- _Task description_
Reproduce the listing below line for line, keeping every character, number, and bracket unchanged.

┌──

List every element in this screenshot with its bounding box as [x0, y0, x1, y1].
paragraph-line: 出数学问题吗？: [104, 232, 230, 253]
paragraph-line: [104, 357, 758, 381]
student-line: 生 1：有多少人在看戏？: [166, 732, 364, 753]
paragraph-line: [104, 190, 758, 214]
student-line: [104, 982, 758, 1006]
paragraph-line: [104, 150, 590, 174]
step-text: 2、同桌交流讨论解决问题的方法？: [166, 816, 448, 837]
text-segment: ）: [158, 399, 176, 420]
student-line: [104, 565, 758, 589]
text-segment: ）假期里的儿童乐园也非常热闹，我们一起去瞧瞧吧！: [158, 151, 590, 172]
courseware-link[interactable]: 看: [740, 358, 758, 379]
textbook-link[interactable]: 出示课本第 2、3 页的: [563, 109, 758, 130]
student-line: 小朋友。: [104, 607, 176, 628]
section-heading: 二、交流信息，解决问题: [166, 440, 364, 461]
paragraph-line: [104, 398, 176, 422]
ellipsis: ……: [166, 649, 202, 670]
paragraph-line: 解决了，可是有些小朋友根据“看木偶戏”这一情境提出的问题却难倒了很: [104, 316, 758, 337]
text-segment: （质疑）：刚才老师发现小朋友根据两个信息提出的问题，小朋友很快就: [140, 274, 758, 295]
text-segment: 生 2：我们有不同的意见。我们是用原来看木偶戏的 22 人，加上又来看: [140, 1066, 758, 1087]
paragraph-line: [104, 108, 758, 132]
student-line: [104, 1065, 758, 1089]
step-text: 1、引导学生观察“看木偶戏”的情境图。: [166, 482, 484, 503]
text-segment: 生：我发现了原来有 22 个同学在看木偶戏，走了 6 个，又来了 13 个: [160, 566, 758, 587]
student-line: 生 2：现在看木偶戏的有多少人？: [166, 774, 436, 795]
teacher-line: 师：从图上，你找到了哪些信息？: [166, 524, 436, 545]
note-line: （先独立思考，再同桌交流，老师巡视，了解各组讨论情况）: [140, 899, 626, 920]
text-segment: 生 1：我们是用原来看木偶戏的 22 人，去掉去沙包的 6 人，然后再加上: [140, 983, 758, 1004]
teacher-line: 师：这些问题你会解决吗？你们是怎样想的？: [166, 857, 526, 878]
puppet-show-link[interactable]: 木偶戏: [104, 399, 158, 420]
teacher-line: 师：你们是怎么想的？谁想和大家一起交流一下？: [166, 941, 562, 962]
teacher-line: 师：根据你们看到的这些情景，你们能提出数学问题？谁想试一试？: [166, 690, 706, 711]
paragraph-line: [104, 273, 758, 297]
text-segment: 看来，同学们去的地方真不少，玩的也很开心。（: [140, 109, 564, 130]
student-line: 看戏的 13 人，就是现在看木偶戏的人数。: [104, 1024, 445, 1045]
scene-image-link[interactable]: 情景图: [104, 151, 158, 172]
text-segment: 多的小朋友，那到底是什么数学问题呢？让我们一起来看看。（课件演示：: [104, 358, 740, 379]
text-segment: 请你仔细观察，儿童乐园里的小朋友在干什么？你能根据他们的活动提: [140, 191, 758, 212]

└──

- _Solution_
List every element in this screenshot with its bounding box as [x0, y0, x1, y1].
paragraph-line: 出数学问题吗？: [104, 232, 230, 253]
paragraph-line: [104, 357, 758, 381]
student-line: 生 1：有多少人在看戏？: [166, 732, 364, 753]
paragraph-line: [104, 190, 758, 214]
student-line: [104, 982, 758, 1006]
paragraph-line: [104, 150, 590, 174]
step-text: 2、同桌交流讨论解决问题的方法？: [166, 816, 448, 837]
text-segment: ）: [158, 399, 176, 420]
student-line: [104, 565, 758, 589]
text-segment: ）假期里的儿童乐园也非常热闹，我们一起去瞧瞧吧！: [158, 151, 590, 172]
courseware-link[interactable]: 看: [740, 358, 758, 379]
textbook-link[interactable]: 出示课本第 2、3 页的: [563, 109, 758, 130]
student-line: 小朋友。: [104, 607, 176, 628]
section-heading: 二、交流信息，解决问题: [166, 440, 364, 461]
paragraph-line: [104, 398, 176, 422]
ellipsis: ……: [166, 649, 202, 670]
paragraph-line: 解决了，可是有些小朋友根据“看木偶戏”这一情境提出的问题却难倒了很: [104, 316, 758, 337]
text-segment: （质疑）：刚才老师发现小朋友根据两个信息提出的问题，小朋友很快就: [140, 274, 758, 295]
text-segment: 生 2：我们有不同的意见。我们是用原来看木偶戏的 22 人，加上又来看: [140, 1066, 758, 1087]
paragraph-line: [104, 108, 758, 132]
student-line: [104, 1065, 758, 1089]
step-text: 1、引导学生观察“看木偶戏”的情境图。: [166, 482, 484, 503]
text-segment: 生：我发现了原来有 22 个同学在看木偶戏，走了 6 个，又来了 13 个: [160, 566, 758, 587]
student-line: 生 2：现在看木偶戏的有多少人？: [166, 774, 436, 795]
teacher-line: 师：从图上，你找到了哪些信息？: [166, 524, 436, 545]
note-line: （先独立思考，再同桌交流，老师巡视，了解各组讨论情况）: [140, 899, 626, 920]
text-segment: 生 1：我们是用原来看木偶戏的 22 人，去掉去沙包的 6 人，然后再加上: [140, 983, 758, 1004]
teacher-line: 师：这些问题你会解决吗？你们是怎样想的？: [166, 857, 526, 878]
puppet-show-link[interactable]: 木偶戏: [104, 399, 158, 420]
teacher-line: 师：你们是怎么想的？谁想和大家一起交流一下？: [166, 941, 562, 962]
teacher-line: 师：根据你们看到的这些情景，你们能提出数学问题？谁想试一试？: [166, 690, 706, 711]
paragraph-line: [104, 273, 758, 297]
text-segment: 看来，同学们去的地方真不少，玩的也很开心。（: [140, 109, 564, 130]
student-line: 看戏的 13 人，就是现在看木偶戏的人数。: [104, 1024, 445, 1045]
scene-image-link[interactable]: 情景图: [104, 151, 158, 172]
text-segment: 多的小朋友，那到底是什么数学问题呢？让我们一起来看看。（课件演示：: [104, 358, 740, 379]
text-segment: 请你仔细观察，儿童乐园里的小朋友在干什么？你能根据他们的活动提: [140, 191, 758, 212]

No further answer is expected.